+++ Record excerpts +++

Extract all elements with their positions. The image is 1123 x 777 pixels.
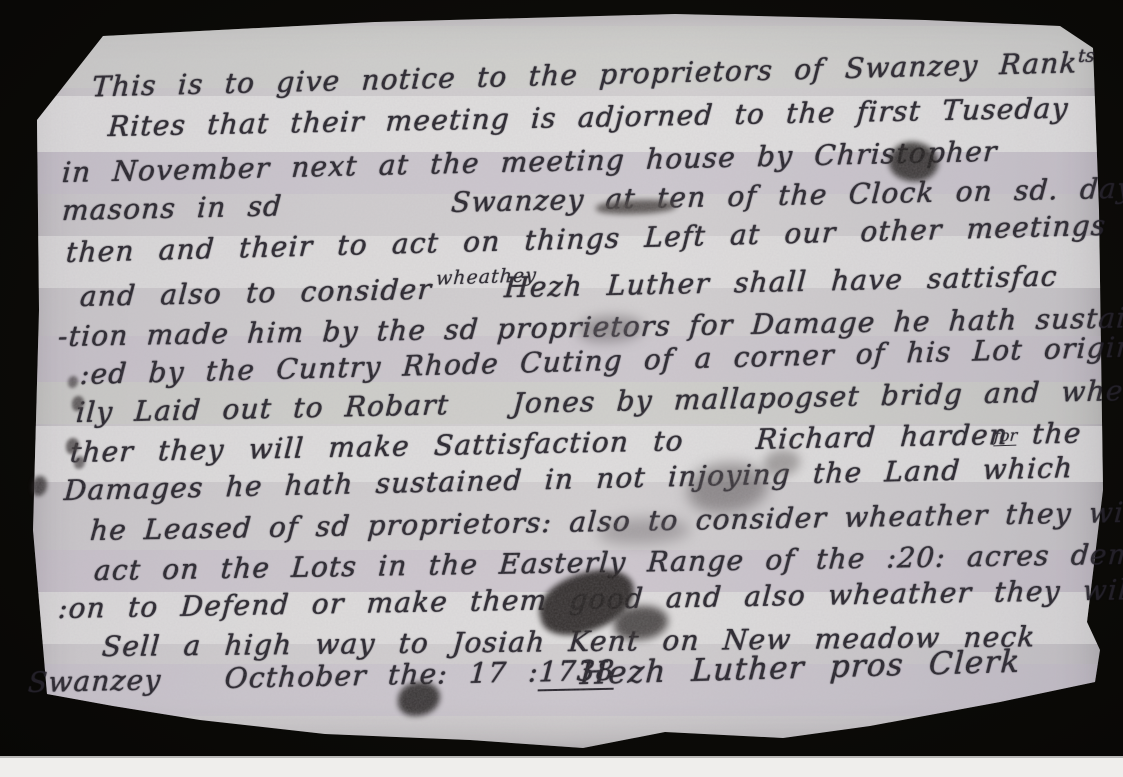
scanned-document-page: This is to give notice to the proprietor… bbox=[0, 0, 1123, 777]
scan-margin bbox=[0, 756, 1123, 777]
interlinear-insertion: wheathey bbox=[435, 264, 537, 290]
superscript-text: ts bbox=[1077, 45, 1095, 66]
interlinear-insertion: for bbox=[993, 426, 1018, 447]
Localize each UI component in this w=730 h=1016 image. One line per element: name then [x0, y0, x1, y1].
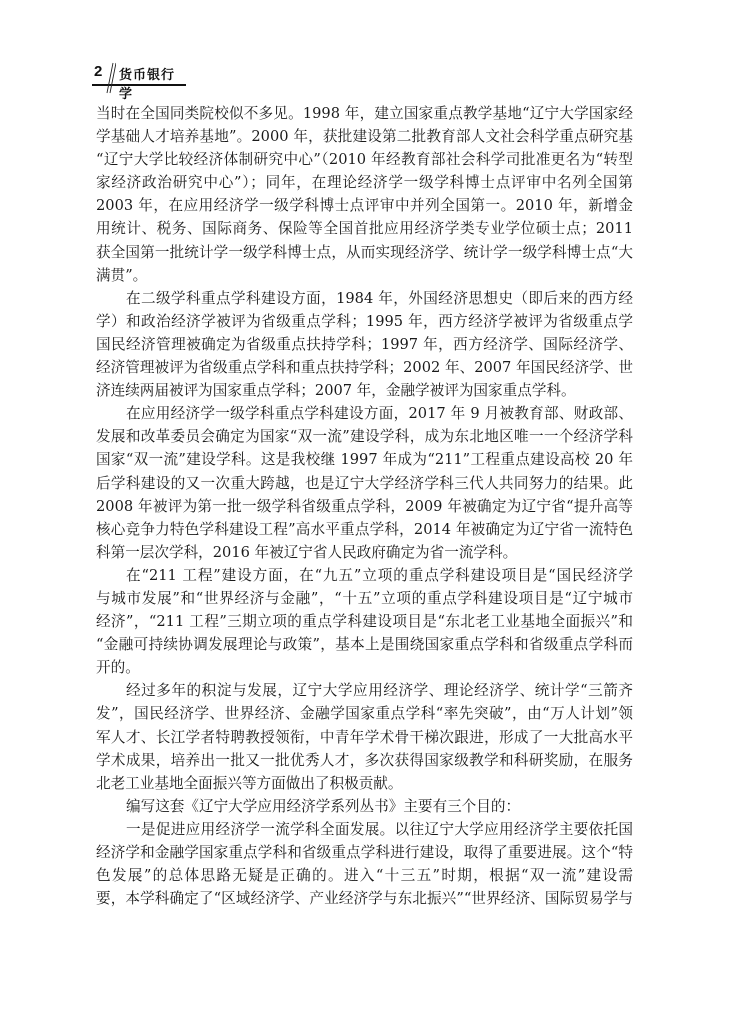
line-text: 用统计、税务、国际商务、保险等全国首批应用经济学类专业学位硕士点；2011 年， [96, 217, 633, 240]
line-text: 与城市发展”和“世界经济与金融”，“十五”立项的重点学科建设项目是“辽宁城市 [96, 587, 633, 610]
double-slash-icon [106, 61, 116, 95]
line-text: “金融可持续协调发展理论与政策”，基本上是围绕国家重点学科和省级重点学科而展 [96, 633, 633, 656]
line-text: 2008 年被评为第一批一级学科省级重点学科，2009 年被确定为辽宁省“提升高… [96, 495, 633, 518]
line-text: 满贯”。 [96, 264, 633, 287]
text-line: 当时在全国同类院校似不多见。1998 年，建立国家重点教学基地“辽宁大学国家经济 [96, 102, 633, 125]
line-text: 核心竞争力特色学科建设工程”高水平重点学科，2014 年被确定为辽宁省一流特色学 [96, 518, 633, 541]
book-title: 货币银行学 [119, 64, 186, 102]
line-text: 学）和政治经济学被评为省级重点学科；1995 年，西方经济学被评为省级重点学科， [96, 310, 633, 333]
line-text: 北老工业基地全面振兴等方面做出了积极贡献。 [96, 772, 633, 795]
text-line: “辽宁大学比较经济体制研究中心”（2010 年经教育部社会科学司批准更名为“转型… [96, 148, 633, 171]
text-line: 科第一层次学科，2016 年被辽宁省人民政府确定为省一流学科。 [96, 541, 633, 564]
text-line: 与城市发展”和“世界经济与金融”，“十五”立项的重点学科建设项目是“辽宁城市 [96, 587, 633, 610]
line-text: 家经济政治研究中心”）；同年，在理论经济学一级学科博士点评审中名列全国第一。 [96, 171, 633, 194]
text-line: 军人才、长江学者特聘教授领衔，中青年学术骨干梯次跟进，形成了一大批高水平的 [96, 726, 633, 749]
line-text: 后学科建设的又一次重大跨越，也是辽宁大学经济学科三代人共同努力的结果。此前， [96, 472, 633, 495]
line-text: 发展和改革委员会确定为国家“双一流”建设学科，成为东北地区唯一一个经济学科 [96, 425, 633, 448]
line-text: 色发展”的总体思路无疑是正确的。进入“十三五”时期，根据“双一流”建设需 [96, 864, 633, 887]
text-line: 用统计、税务、国际商务、保险等全国首批应用经济学类专业学位硕士点；2011 年， [96, 217, 633, 240]
line-text: 在应用经济学一级学科重点学科建设方面，2017 年 9 月被教育部、财政部、国家 [96, 402, 633, 425]
line-text: 国家“双一流”建设学科。这是我校继 1997 年成为“211”工程重点建设高校 … [96, 448, 633, 471]
line-text: 国民经济管理被确定为省级重点扶持学科；1997 年，西方经济学、国际经济学、国民 [96, 333, 633, 356]
paragraph-first-line: 在二级学科重点学科建设方面，1984 年，外国经济思想史（即后来的西方经济 [96, 287, 633, 310]
line-text: 经济学和金融学国家重点学科和省级重点学科进行建设，取得了重要进展。这个“特 [96, 841, 633, 864]
text-line: 2003 年，在应用经济学一级学科博士点评审中并列全国第一。2010 年，新增金… [96, 194, 633, 217]
text-line: 要，本学科确定了“区域经济学、产业经济学与东北振兴”“世界经济、国际贸易学与 [96, 887, 633, 910]
text-line: “金融可持续协调发展理论与政策”，基本上是围绕国家重点学科和省级重点学科而展 [96, 633, 633, 656]
line-text: 经过多年的积淀与发展，辽宁大学应用经济学、理论经济学、统计学“三箭齐 [96, 679, 633, 702]
line-text: 要，本学科确定了“区域经济学、产业经济学与东北振兴”“世界经济、国际贸易学与 [96, 887, 633, 910]
line-text: 发”，国民经济学、世界经济、金融学国家重点学科“率先突破”，由“万人计划”领 [96, 702, 633, 725]
text-line: 后学科建设的又一次重大跨越，也是辽宁大学经济学科三代人共同努力的结果。此前， [96, 472, 633, 495]
text-line: 经济学和金融学国家重点学科和省级重点学科进行建设，取得了重要进展。这个“特 [96, 841, 633, 864]
text-line: 学术成果，培养出一批又一批优秀人才，多次获得国家级教学和科研奖励，在服务东 [96, 749, 633, 772]
text-line: 发展和改革委员会确定为国家“双一流”建设学科，成为东北地区唯一一个经济学科 [96, 425, 633, 448]
line-text: 军人才、长江学者特聘教授领衔，中青年学术骨干梯次跟进，形成了一大批高水平的 [96, 726, 633, 749]
line-text: 济连续两届被评为国家重点学科；2007 年，金融学被评为国家重点学科。 [96, 379, 633, 402]
line-text: 一是促进应用经济学一流学科全面发展。以往辽宁大学应用经济学主要依托国民 [96, 818, 633, 841]
body-text: 当时在全国同类院校似不多见。1998 年，建立国家重点教学基地“辽宁大学国家经济… [96, 102, 633, 910]
text-line: 经济”，“211 工程”三期立项的重点学科建设项目是“东北老工业基地全面振兴”和 [96, 610, 633, 633]
text-line: 家经济政治研究中心”）；同年，在理论经济学一级学科博士点评审中名列全国第一。 [96, 171, 633, 194]
text-line: 发”，国民经济学、世界经济、金融学国家重点学科“率先突破”，由“万人计划”领 [96, 702, 633, 725]
line-text: 在二级学科重点学科建设方面，1984 年，外国经济思想史（即后来的西方经济 [96, 287, 633, 310]
text-line: 核心竞争力特色学科建设工程”高水平重点学科，2014 年被确定为辽宁省一流特色学 [96, 518, 633, 541]
line-text: 经济”，“211 工程”三期立项的重点学科建设项目是“东北老工业基地全面振兴”和 [96, 610, 633, 633]
page-number: 2 [94, 63, 102, 80]
line-text: 科第一层次学科，2016 年被辽宁省人民政府确定为省一流学科。 [96, 541, 633, 564]
line-text: 学术成果，培养出一批又一批优秀人才，多次获得国家级教学和科研奖励，在服务东 [96, 749, 633, 772]
line-text: 开的。 [96, 656, 633, 679]
text-line: 国民经济管理被确定为省级重点扶持学科；1997 年，西方经济学、国际经济学、国民 [96, 333, 633, 356]
running-header: 2 货币银行学 [92, 62, 186, 86]
line-text: 编写这套《辽宁大学应用经济学系列丛书》主要有三个目的： [96, 795, 633, 818]
line-text: 获全国第一批统计学一级学科博士点，从而实现经济学、统计学一级学科博士点“大 [96, 241, 633, 264]
text-line: 济连续两届被评为国家重点学科；2007 年，金融学被评为国家重点学科。 [96, 379, 633, 402]
paragraph-first-line: 经过多年的积淀与发展，辽宁大学应用经济学、理论经济学、统计学“三箭齐 [96, 679, 633, 702]
line-text: 经济管理被评为省级重点学科和重点扶持学科；2002 年、2007 年国民经济学、… [96, 356, 633, 379]
text-line: 学）和政治经济学被评为省级重点学科；1995 年，西方经济学被评为省级重点学科， [96, 310, 633, 333]
text-line: 2008 年被评为第一批一级学科省级重点学科，2009 年被确定为辽宁省“提升高… [96, 495, 633, 518]
paragraph-first-line: 在“211 工程”建设方面，在“九五”立项的重点学科建设项目是“国民经济学 [96, 564, 633, 587]
text-line: 色发展”的总体思路无疑是正确的。进入“十三五”时期，根据“双一流”建设需 [96, 864, 633, 887]
text-line: 经济管理被评为省级重点学科和重点扶持学科；2002 年、2007 年国民经济学、… [96, 356, 633, 379]
line-text: 2003 年，在应用经济学一级学科博士点评审中并列全国第一。2010 年，新增金… [96, 194, 633, 217]
line-text: “辽宁大学比较经济体制研究中心”（2010 年经教育部社会科学司批准更名为“转型… [96, 148, 633, 171]
paragraph-first-line: 编写这套《辽宁大学应用经济学系列丛书》主要有三个目的： [96, 795, 633, 818]
text-line: 国家“双一流”建设学科。这是我校继 1997 年成为“211”工程重点建设高校 … [96, 448, 633, 471]
text-line: 获全国第一批统计学一级学科博士点，从而实现经济学、统计学一级学科博士点“大 [96, 241, 633, 264]
text-line: 北老工业基地全面振兴等方面做出了积极贡献。 [96, 772, 633, 795]
text-line: 学基础人才培养基地”。2000 年，获批建设第二批教育部人文社会科学重点研究基地 [96, 125, 633, 148]
text-line: 开的。 [96, 656, 633, 679]
line-text: 学基础人才培养基地”。2000 年，获批建设第二批教育部人文社会科学重点研究基地 [96, 125, 633, 148]
text-line: 满贯”。 [96, 264, 633, 287]
line-text: 当时在全国同类院校似不多见。1998 年，建立国家重点教学基地“辽宁大学国家经济 [96, 102, 633, 125]
line-text: 在“211 工程”建设方面，在“九五”立项的重点学科建设项目是“国民经济学 [96, 564, 633, 587]
paragraph-first-line: 在应用经济学一级学科重点学科建设方面，2017 年 9 月被教育部、财政部、国家 [96, 402, 633, 425]
paragraph-first-line: 一是促进应用经济学一流学科全面发展。以往辽宁大学应用经济学主要依托国民 [96, 818, 633, 841]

+++

Show every line of the records that contains the string "一是促进应用经济学一流学科全面发展".

line-text: 一是促进应用经济学一流学科全面发展。以往辽宁大学应用经济学主要依托国民 [96, 818, 633, 841]
paragraph-first-line: 一是促进应用经济学一流学科全面发展。以往辽宁大学应用经济学主要依托国民 [96, 818, 633, 841]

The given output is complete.